Goal of the exercise »
Check each line of the material. Copy those containing "часть".

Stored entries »
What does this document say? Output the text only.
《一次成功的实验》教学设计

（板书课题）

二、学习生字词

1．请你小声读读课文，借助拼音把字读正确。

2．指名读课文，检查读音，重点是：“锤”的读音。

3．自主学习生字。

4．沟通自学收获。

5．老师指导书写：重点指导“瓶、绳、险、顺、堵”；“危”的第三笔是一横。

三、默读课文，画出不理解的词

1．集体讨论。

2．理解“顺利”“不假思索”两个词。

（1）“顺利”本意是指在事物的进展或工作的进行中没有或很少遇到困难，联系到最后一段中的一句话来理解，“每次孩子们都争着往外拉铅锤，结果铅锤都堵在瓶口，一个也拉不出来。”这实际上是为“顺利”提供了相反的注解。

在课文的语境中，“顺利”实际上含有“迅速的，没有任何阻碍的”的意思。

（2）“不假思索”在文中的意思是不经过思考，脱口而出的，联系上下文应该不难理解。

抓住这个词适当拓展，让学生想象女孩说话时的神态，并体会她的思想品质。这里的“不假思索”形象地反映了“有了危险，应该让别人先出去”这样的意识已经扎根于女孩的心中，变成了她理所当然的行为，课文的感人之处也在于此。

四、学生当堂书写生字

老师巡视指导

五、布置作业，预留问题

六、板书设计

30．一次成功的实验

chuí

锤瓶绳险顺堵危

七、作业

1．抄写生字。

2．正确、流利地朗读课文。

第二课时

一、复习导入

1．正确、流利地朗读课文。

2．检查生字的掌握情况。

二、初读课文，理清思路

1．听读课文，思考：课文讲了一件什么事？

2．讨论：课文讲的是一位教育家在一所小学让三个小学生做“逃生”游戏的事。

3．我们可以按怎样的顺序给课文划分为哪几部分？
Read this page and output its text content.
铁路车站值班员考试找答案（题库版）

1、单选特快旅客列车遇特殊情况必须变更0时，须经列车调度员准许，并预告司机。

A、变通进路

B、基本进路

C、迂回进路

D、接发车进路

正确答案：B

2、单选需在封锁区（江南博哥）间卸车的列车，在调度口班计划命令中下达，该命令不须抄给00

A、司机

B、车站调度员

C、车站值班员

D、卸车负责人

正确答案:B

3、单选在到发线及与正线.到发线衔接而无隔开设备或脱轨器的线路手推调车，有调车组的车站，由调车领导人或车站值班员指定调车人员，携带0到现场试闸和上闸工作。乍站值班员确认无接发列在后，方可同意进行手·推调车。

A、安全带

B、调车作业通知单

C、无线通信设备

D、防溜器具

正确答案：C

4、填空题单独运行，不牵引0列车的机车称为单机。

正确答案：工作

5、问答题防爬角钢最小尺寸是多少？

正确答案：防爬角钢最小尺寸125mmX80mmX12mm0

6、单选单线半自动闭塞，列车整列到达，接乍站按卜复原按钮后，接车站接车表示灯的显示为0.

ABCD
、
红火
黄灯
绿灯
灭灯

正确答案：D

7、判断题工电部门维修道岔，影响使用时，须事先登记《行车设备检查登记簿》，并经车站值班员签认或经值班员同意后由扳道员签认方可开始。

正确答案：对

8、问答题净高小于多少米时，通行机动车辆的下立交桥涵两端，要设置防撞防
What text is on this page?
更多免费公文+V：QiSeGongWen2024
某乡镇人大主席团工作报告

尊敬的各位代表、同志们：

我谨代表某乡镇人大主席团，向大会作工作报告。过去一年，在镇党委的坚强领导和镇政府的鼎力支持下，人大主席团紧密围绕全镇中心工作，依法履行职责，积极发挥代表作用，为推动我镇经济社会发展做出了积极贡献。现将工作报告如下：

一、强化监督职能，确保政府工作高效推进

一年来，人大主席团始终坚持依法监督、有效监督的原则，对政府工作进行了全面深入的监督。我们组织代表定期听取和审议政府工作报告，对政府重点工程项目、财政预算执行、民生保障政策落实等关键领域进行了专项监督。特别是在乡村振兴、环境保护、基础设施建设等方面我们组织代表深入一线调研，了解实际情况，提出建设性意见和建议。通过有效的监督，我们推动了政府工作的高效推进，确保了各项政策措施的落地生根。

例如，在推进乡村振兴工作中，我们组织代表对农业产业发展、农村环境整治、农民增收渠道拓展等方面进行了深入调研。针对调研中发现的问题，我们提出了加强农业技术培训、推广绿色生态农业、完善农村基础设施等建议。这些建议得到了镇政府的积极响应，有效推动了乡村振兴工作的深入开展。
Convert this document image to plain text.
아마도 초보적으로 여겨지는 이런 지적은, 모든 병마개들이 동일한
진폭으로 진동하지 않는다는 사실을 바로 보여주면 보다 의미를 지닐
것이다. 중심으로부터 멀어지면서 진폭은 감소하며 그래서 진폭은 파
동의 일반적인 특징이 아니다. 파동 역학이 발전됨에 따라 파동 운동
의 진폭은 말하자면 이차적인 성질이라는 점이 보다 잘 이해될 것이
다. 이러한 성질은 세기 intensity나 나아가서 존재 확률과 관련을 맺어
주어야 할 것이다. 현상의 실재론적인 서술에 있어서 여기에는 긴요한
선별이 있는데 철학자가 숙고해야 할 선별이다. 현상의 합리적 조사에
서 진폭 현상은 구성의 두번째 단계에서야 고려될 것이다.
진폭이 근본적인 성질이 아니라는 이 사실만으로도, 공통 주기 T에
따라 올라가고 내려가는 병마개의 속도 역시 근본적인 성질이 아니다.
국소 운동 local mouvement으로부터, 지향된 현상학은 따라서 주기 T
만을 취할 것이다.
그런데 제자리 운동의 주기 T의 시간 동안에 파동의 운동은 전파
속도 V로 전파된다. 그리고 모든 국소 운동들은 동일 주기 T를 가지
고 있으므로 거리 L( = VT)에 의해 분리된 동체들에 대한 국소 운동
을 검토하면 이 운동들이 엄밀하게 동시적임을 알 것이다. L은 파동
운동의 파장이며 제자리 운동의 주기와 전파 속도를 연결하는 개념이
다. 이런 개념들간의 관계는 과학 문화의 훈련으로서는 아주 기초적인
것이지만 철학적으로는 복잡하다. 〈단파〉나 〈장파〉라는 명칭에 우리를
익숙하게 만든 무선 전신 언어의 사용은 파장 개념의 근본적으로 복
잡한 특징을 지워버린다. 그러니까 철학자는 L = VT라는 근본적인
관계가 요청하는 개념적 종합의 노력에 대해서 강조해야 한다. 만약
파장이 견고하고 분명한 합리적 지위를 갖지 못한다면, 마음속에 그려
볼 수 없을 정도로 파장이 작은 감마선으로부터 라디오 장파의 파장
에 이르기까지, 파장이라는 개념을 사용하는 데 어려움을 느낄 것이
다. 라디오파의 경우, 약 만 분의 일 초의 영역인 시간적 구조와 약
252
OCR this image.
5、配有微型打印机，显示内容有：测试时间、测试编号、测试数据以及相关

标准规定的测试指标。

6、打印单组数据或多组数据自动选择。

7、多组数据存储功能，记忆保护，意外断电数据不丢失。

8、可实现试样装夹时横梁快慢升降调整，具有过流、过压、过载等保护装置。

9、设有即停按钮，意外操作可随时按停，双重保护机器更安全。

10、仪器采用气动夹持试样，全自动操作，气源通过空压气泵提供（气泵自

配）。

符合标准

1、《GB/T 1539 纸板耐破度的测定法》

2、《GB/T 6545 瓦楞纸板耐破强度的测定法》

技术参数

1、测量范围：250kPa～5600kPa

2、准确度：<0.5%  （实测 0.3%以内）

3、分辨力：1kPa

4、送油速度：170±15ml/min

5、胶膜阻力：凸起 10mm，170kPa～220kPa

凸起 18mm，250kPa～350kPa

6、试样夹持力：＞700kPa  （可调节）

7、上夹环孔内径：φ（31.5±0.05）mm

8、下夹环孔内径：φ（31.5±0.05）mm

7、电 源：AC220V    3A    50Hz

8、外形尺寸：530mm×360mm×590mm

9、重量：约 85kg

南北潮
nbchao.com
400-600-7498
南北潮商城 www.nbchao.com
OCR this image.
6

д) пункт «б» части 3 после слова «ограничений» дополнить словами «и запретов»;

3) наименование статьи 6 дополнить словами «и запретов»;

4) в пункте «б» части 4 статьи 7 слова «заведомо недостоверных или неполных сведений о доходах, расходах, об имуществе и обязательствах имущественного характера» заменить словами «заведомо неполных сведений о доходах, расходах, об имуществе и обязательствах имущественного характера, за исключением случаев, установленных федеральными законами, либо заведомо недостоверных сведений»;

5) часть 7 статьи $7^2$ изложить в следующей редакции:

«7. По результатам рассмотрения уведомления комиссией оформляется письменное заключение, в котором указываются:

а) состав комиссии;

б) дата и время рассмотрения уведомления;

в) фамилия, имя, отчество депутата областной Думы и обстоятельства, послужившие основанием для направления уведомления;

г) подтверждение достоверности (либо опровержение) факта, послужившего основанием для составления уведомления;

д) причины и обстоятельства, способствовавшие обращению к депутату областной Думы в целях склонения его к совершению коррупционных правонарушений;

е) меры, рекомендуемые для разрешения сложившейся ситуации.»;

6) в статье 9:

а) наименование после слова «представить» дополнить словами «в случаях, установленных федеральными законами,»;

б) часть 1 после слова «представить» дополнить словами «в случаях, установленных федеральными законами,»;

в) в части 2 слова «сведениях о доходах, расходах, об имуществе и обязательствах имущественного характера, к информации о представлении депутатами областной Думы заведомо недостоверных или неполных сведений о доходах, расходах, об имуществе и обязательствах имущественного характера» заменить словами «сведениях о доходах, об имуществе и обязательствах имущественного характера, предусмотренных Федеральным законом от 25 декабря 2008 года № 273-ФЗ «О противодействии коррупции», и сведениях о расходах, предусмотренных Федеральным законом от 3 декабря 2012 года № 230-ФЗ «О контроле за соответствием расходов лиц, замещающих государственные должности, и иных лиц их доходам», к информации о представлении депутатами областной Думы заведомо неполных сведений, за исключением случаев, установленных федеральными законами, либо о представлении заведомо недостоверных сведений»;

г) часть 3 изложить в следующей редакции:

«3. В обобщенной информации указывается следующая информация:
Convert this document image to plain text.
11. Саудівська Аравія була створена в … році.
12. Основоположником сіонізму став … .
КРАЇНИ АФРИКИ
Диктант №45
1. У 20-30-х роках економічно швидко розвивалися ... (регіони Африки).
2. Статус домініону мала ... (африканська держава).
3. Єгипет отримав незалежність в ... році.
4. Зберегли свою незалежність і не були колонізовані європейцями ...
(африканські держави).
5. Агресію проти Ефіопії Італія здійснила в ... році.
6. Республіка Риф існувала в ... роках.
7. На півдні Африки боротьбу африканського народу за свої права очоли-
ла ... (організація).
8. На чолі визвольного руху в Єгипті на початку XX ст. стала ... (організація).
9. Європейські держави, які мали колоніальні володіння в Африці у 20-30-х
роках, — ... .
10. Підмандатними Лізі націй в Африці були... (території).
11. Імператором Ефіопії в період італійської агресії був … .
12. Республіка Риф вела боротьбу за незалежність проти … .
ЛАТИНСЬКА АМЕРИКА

Task answer »
5) часть 7 статьи $7^2$ изложить в следующей редакции:
б) часть 1 после слова «представить» дополнить словами «в случаях, установленных федеральными законами,»;
г) часть 3 изложить в следующей редакции:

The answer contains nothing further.